- TASK TO COMPLETE -
Give each line of the listing below as one string in a JSON list, leaving out blank lines and any pictures.

Element and region data
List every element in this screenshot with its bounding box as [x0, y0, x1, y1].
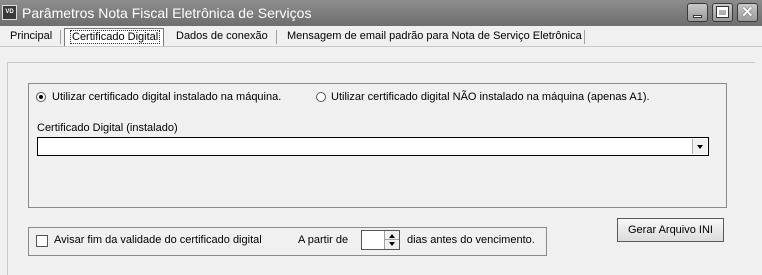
title-bar: VD Parâmetros Nota Fiscal Eletrônica de …: [0, 0, 762, 26]
radio-installed-label: Utilizar certificado digital instalado n…: [52, 91, 282, 103]
minimize-button[interactable]: [687, 3, 708, 22]
maximize-icon: [716, 6, 729, 18]
maximize-button[interactable]: [712, 3, 733, 22]
radio-not-installed-label: Utilizar certificado digital NÃO instala…: [331, 91, 650, 103]
radio-installed[interactable]: [36, 92, 46, 102]
tab-separator: [276, 30, 277, 44]
app-icon: VD: [2, 5, 17, 20]
stepper-buttons: [384, 231, 399, 249]
window-title: Parâmetros Nota Fiscal Eletrônica de Ser…: [22, 5, 312, 21]
chevron-down-icon[interactable]: [692, 139, 707, 154]
validity-checkbox-label: Avisar fim da validade do certificado di…: [54, 234, 262, 246]
days-stepper[interactable]: [361, 230, 400, 250]
close-icon: ✕: [741, 4, 754, 21]
tab-dados-de-conexao[interactable]: Dados de conexão: [171, 28, 273, 46]
certificate-field-label: Certificado Digital (instalado): [37, 122, 178, 134]
minimize-icon: [693, 15, 702, 18]
tab-separator: [584, 30, 585, 44]
generate-ini-button[interactable]: Gerar Arquivo INI: [617, 218, 724, 242]
stepper-divider: [385, 239, 399, 240]
tab-principal[interactable]: Principal: [5, 28, 57, 46]
validity-checkbox[interactable]: [36, 235, 48, 247]
certificate-select[interactable]: [37, 137, 709, 156]
radio-not-installed[interactable]: [316, 92, 326, 102]
tab-certificado-digital[interactable]: Certificado Digital: [64, 28, 164, 46]
days-suffix-label: dias antes do vencimento.: [407, 234, 535, 246]
from-label: A partir de: [298, 234, 349, 246]
tab-separator: [60, 30, 61, 44]
tab-mensagem-email[interactable]: Mensagem de email padrão para Nota de Se…: [282, 28, 587, 46]
tabs-divider: [0, 46, 762, 47]
close-button[interactable]: ✕: [737, 3, 758, 22]
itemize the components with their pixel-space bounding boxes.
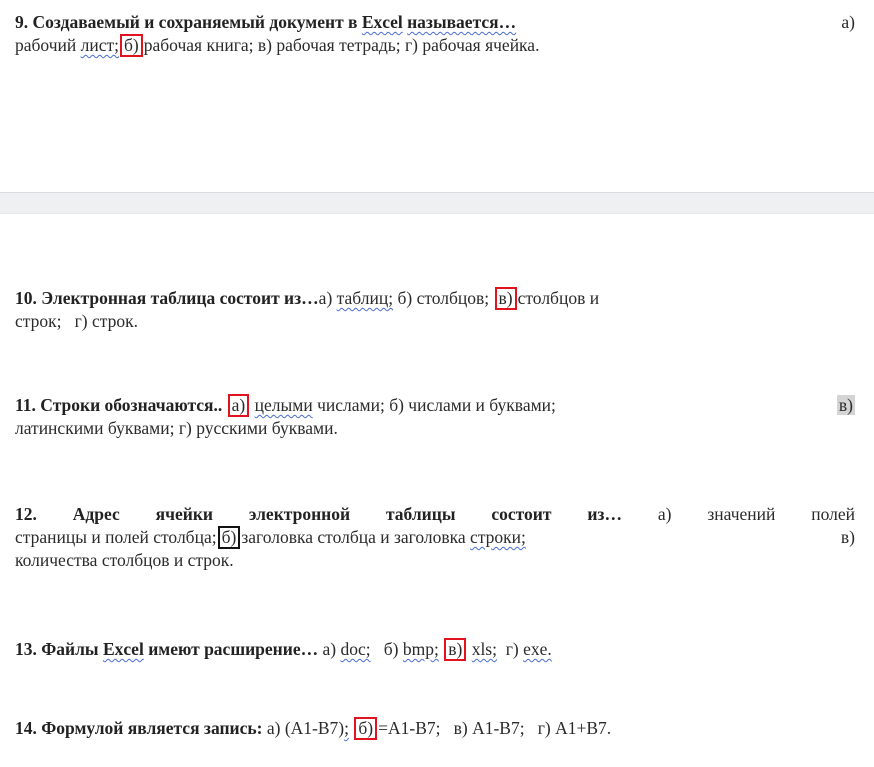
question-14-line-1: 14. Формулой является запись: а) (A1-B7)… (15, 717, 855, 740)
question-9-option-a-text: рабочий (15, 35, 77, 55)
question-10-option-b: б) столбцов; (397, 288, 490, 308)
question-12-option-b-text: заголовка столбца и заголовка (241, 527, 466, 547)
question-11-option-v-label: в) (836, 394, 855, 417)
question-14: 14. Формулой является запись: а) (A1-B7)… (15, 717, 855, 740)
question-10-line-2: строк; г) строк. (15, 310, 855, 333)
question-12-line-3: количества столбцов и строк. (15, 549, 855, 572)
question-14-option-a-sep: ; (344, 718, 350, 738)
question-9-option-g: г) рабочая ячейка. (404, 35, 540, 55)
question-10-option-a-label: а) (318, 288, 333, 308)
question-10-option-v-cont: строк; (15, 311, 62, 331)
question-14-option-a-label: а) (A1-B7) (266, 718, 345, 738)
answer-mark-q11: а) (227, 394, 250, 417)
question-11-line-1: 11. Строки обозначаются.. а) целыми числ… (15, 394, 855, 417)
document-page-top: 9. Создаваемый и сохраняемый документ в … (0, 0, 874, 192)
question-13-option-v-word: xls; (471, 639, 497, 659)
question-9-line-2: рабочий лист; б) рабочая книга; в) рабочая… (15, 34, 855, 57)
question-9-line-1: 9. Создаваемый и сохраняемый документ в … (15, 11, 855, 34)
question-9-option-b-text: рабочая книга; (143, 35, 254, 55)
question-13-option-a-word: doc; (340, 639, 371, 659)
question-12-option-v-label: в) (840, 527, 855, 547)
page-break-gap (0, 192, 874, 214)
question-13-title-end: имеют расширение… (148, 639, 319, 659)
question-12: 12. Адрес ячейки электронной таблицы сос… (15, 503, 855, 572)
question-9-option-a-label: а) (841, 12, 855, 32)
question-14-option-g: г) A1+B7. (537, 718, 612, 738)
question-11-option-v-label-text: в) (836, 395, 855, 415)
question-10-option-g: г) строк. (74, 311, 139, 331)
answer-mark-q12: б) (217, 526, 241, 549)
question-12-title: 12. Адрес ячейки электронной таблицы сос… (15, 504, 622, 524)
question-13-excel: Excel (102, 639, 144, 659)
question-10-option-v-text: столбцов и (517, 288, 600, 308)
question-12-option-a-cont: страницы и полей столбца; (15, 527, 217, 547)
question-13-option-g-word: exe. (523, 639, 552, 659)
question-11-option-v-text: латинскими буквами; (15, 418, 175, 438)
answer-mark-q10: в) (494, 287, 517, 310)
question-9-title: 9. Создаваемый и сохраняемый документ в (15, 12, 358, 32)
question-12-line-2: страницы и полей столбца; б) заголовка сто… (15, 526, 855, 549)
question-12-line-1: 12. Адрес ячейки электронной таблицы сос… (15, 503, 855, 526)
question-9-option-a-word: лист; (80, 35, 120, 55)
question-14-option-b-text: =A1-B7; (378, 718, 441, 738)
question-12-option-b-word: строки; (470, 527, 526, 547)
question-13-option-g-label: г) (505, 639, 519, 659)
question-13-title-start: 13. Файлы (15, 639, 99, 659)
answer-mark-q14: б) (354, 717, 378, 740)
question-14-title: 14. Формулой является запись: (15, 718, 263, 738)
question-11-option-a-word: целыми (254, 395, 313, 415)
question-13-option-a-label: а) (322, 639, 337, 659)
question-14-option-v: в) A1-B7; (453, 718, 525, 738)
question-9-option-v: в) рабочая тетрадь; (257, 35, 401, 55)
question-11-option-b: б) числами и буквами; (389, 395, 556, 415)
question-11-option-a-text: числами; (317, 395, 385, 415)
question-13-option-b-word: bmp; (402, 639, 439, 659)
question-13-option-b-label: б) (383, 639, 399, 659)
question-10-option-a-word: таблиц; (336, 288, 394, 308)
answer-mark-q13: в) (444, 638, 467, 661)
question-11-line-2: латинскими буквами; г) русскими буквами. (15, 417, 855, 440)
document-page-bottom: 10. Электронная таблица состоит из…а) та… (0, 214, 874, 767)
question-11-option-g: г) русскими буквами. (178, 418, 338, 438)
question-9: 9. Создаваемый и сохраняемый документ в … (15, 11, 855, 57)
answer-mark-q9: б) (120, 34, 143, 57)
question-12-option-v-text: количества столбцов и строк. (15, 550, 234, 570)
question-10-line-1: 10. Электронная таблица состоит из…а) та… (15, 287, 855, 310)
question-10-title: 10. Электронная таблица состоит из… (15, 288, 319, 308)
question-11: 11. Строки обозначаются.. а) целыми числ… (15, 394, 855, 440)
question-10: 10. Электронная таблица состоит из…а) та… (15, 287, 855, 333)
question-11-title: 11. Строки обозначаются.. (15, 395, 223, 415)
question-12-option-a: а) значений полей (657, 504, 855, 524)
question-13-line-1: 13. Файлы Excel имеют расширение… а) doc… (15, 638, 855, 661)
question-9-excel: Excel (361, 12, 403, 32)
question-9-title-end: называется… (407, 12, 517, 32)
question-13: 13. Файлы Excel имеют расширение… а) doc… (15, 638, 855, 661)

- CORRECT OUTPUT -
[
  "List every element in this screenshot with its bounding box as [x0, y0, x1, y1].",
  "title-bar: VD Parâmetros Nota Fiscal Eletrônica de …: [0, 0, 762, 26]",
  "radio-installed-label: Utilizar certificado digital instalado n…: [52, 91, 282, 103]",
  "minimize-button[interactable]: [687, 3, 708, 22]",
  "maximize-icon: [716, 6, 729, 18]",
  "maximize-button[interactable]: [712, 3, 733, 22]",
  "radio-not-installed-label: Utilizar certificado digital NÃO instala…: [331, 91, 650, 103]",
  "radio-installed[interactable]: [36, 92, 46, 102]",
  "tab-separator: [276, 30, 277, 44]",
  "app-icon: VD: [2, 5, 17, 20]",
  "stepper-buttons: [384, 231, 399, 249]",
  "window-title: Parâmetros Nota Fiscal Eletrônica de Ser…: [22, 5, 312, 21]",
  "chevron-down-icon[interactable]: [692, 139, 707, 154]",
  "validity-checkbox-label: Avisar fim da validade do certificado di…: [54, 234, 262, 246]",
  "days-stepper[interactable]: [361, 230, 400, 250]",
  "close-icon: ✕: [741, 4, 754, 21]",
  "tab-dados-de-conexao[interactable]: Dados de conexão: [171, 28, 273, 46]",
  "certificate-field-label: Certificado Digital (instalado): [37, 122, 178, 134]",
  "minimize-icon: [693, 15, 702, 18]",
  "tab-separator: [584, 30, 585, 44]",
  "generate-ini-button[interactable]: Gerar Arquivo INI: [617, 218, 724, 242]",
  "stepper-divider: [385, 239, 399, 240]",
  "tab-principal[interactable]: Principal: [5, 28, 57, 46]",
  "validity-checkbox[interactable]: [36, 235, 48, 247]",
  "certificate-select[interactable]: [37, 137, 709, 156]",
  "radio-not-installed[interactable]: [316, 92, 326, 102]",
  "tab-certificado-digital[interactable]: Certificado Digital: [64, 28, 164, 46]",
  "days-suffix-label: dias antes do vencimento.: [407, 234, 535, 246]",
  "from-label: A partir de: [298, 234, 349, 246]",
  "tab-separator: [60, 30, 61, 44]",
  "tab-mensagem-email[interactable]: Mensagem de email padrão para Nota de Se…: [282, 28, 587, 46]",
  "tabs-divider: [0, 46, 762, 47]",
  "close-button[interactable]: ✕: [737, 3, 758, 22]",
  "itemize the components with their pixel-space bounding boxes.",
  "question-14-line-1: 14. Формулой является запись: а) (A1-B7)… (15, 717, 855, 740)",
  "question-9-option-a-text: рабочий (15, 35, 77, 55)",
  "question-10-option-b: б) столбцов; (397, 288, 490, 308)",
  "question-12-option-b-text: заголовка столбца и заголовка (241, 527, 466, 547)",
  "question-11-option-v-label: в) (836, 394, 855, 417)",
  "question-14: 14. Формулой является запись: а) (A1-B7)… (15, 717, 855, 740)",
  "question-10-line-2: строк; г) строк. (15, 310, 855, 333)",
  "question-12-line-3: количества столбцов и строк. (15, 549, 855, 572)",
  "question-14-option-a-sep: ; (344, 718, 350, 738)",
  "question-9-option-g: г) рабочая ячейка. (404, 35, 540, 55)",
  "question-10-option-a-label: а) (318, 288, 333, 308)",
  "question-10-option-v-cont: строк; (15, 311, 62, 331)",
  "question-14-option-a-label: а) (A1-B7) (266, 718, 345, 738)",
  "answer-mark-q11: а) (227, 394, 250, 417)",
  "question-11-line-1: 11. Строки обозначаются.. а) целыми числ… (15, 394, 855, 417)",
  "document-page-top: 9. Создаваемый и сохраняемый документ в … (0, 0, 874, 192)",
  "question-13-option-v-word: xls; (471, 639, 497, 659)",
  "question-9-line-2: рабочий лист; б) рабочая книга; в) рабочая… (15, 34, 855, 57)",
  "question-9-line-1: 9. Создаваемый и сохраняемый документ в … (15, 11, 855, 34)",
  "question-9-option-b-text: рабочая книга; (143, 35, 254, 55)",
  "question-13-option-a-word: doc; (340, 639, 371, 659)",
  "question-12-option-v-label: в) (840, 527, 855, 547)",
  "page-break-gap (0, 192, 874, 214)",
  "question-13-title-end: имеют расширение… (148, 639, 319, 659)",
  "question-12: 12. Адрес ячейки электронной таблицы сос… (15, 503, 855, 572)",
  "question-9-option-a-label: а) (841, 12, 855, 32)",
  "question-14-option-g: г) A1+B7. (537, 718, 612, 738)",
  "question-11-option-v-label-text: в) (836, 395, 855, 415)",
  "question-10-option-g: г) строк. (74, 311, 139, 331)",
  "answer-mark-q12: б) (217, 526, 241, 549)",
  "question-12-title: 12. Адрес ячейки электронной таблицы сос… (15, 504, 622, 524)",
  "question-13-excel: Excel (102, 639, 144, 659)",
  "question-10-option-v-text: столбцов и (517, 288, 600, 308)",
  "question-12-option-a-cont: страницы и полей столбца; (15, 527, 217, 547)",
  "question-13-option-g-word: exe. (523, 639, 552, 659)",
  "question-11-option-v-text: латинскими буквами; (15, 418, 175, 438)",
  "answer-mark-q10: в) (494, 287, 517, 310)",
  "question-9-title: 9. Создаваемый и сохраняемый документ в (15, 12, 358, 32)",
  "question-12-line-2: страницы и полей столбца; б) заголовка сто… (15, 526, 855, 549)",
  "question-12-line-1: 12. Адрес ячейки электронной таблицы сос… (15, 503, 855, 526)",
  "question-9-option-a-word: лист; (80, 35, 120, 55)",
  "question-14-option-b-text: =A1-B7; (378, 718, 441, 738)",
  "question-12-option-b-word: строки; (470, 527, 526, 547)",
  "question-13-option-g-label: г) (505, 639, 519, 659)",
  "question-13-title-start: 13. Файлы (15, 639, 99, 659)",
  "answer-mark-q14: б) (354, 717, 378, 740)",
  "question-14-title: 14. Формулой является запись: (15, 718, 263, 738)",
  "question-11-option-a-word: целыми (254, 395, 313, 415)",
  "question-13-option-a-label: а) (322, 639, 337, 659)",
  "question-14-option-v: в) A1-B7; (453, 718, 525, 738)",
  "question-9-option-v: в) рабочая тетрадь; (257, 35, 401, 55)",
  "question-11-option-b: б) числами и буквами; (389, 395, 556, 415)",
  "question-11-option-a-text: числами; (317, 395, 385, 415)",
  "question-13-option-b-word: bmp; (402, 639, 439, 659)",
  "question-13-option-b-label: б) (383, 639, 399, 659)",
  "question-10-option-a-word: таблиц; (336, 288, 394, 308)",
  "answer-mark-q13: в) (444, 638, 467, 661)",
  "question-11-line-2: латинскими буквами; г) русскими буквами. (15, 417, 855, 440)",
  "document-page-bottom: 10. Электронная таблица состоит из…а) та… (0, 214, 874, 767)",
  "question-11-option-g: г) русскими буквами. (178, 418, 338, 438)",
  "question-9: 9. Создаваемый и сохраняемый документ в … (15, 11, 855, 57)",
  "answer-mark-q9: б) (120, 34, 143, 57)",
  "question-12-option-v-text: количества столбцов и строк. (15, 550, 234, 570)",
  "question-10-line-1: 10. Электронная таблица состоит из…а) та… (15, 287, 855, 310)",
  "question-10-title: 10. Электронная таблица состоит из… (15, 288, 319, 308)",
  "question-11: 11. Строки обозначаются.. а) целыми числ… (15, 394, 855, 440)",
  "question-10: 10. Электронная таблица состоит из…а) та… (15, 287, 855, 333)",
  "question-11-title: 11. Строки обозначаются.. (15, 395, 223, 415)",
  "question-12-option-a: а) значений полей (657, 504, 855, 524)",
  "question-13-line-1: 13. Файлы Excel имеют расширение… а) doc… (15, 638, 855, 661)",
  "question-9-excel: Excel (361, 12, 403, 32)",
  "question-9-title-end: называется… (407, 12, 517, 32)",
  "question-13: 13. Файлы Excel имеют расширение… а) doc… (15, 638, 855, 661)"
]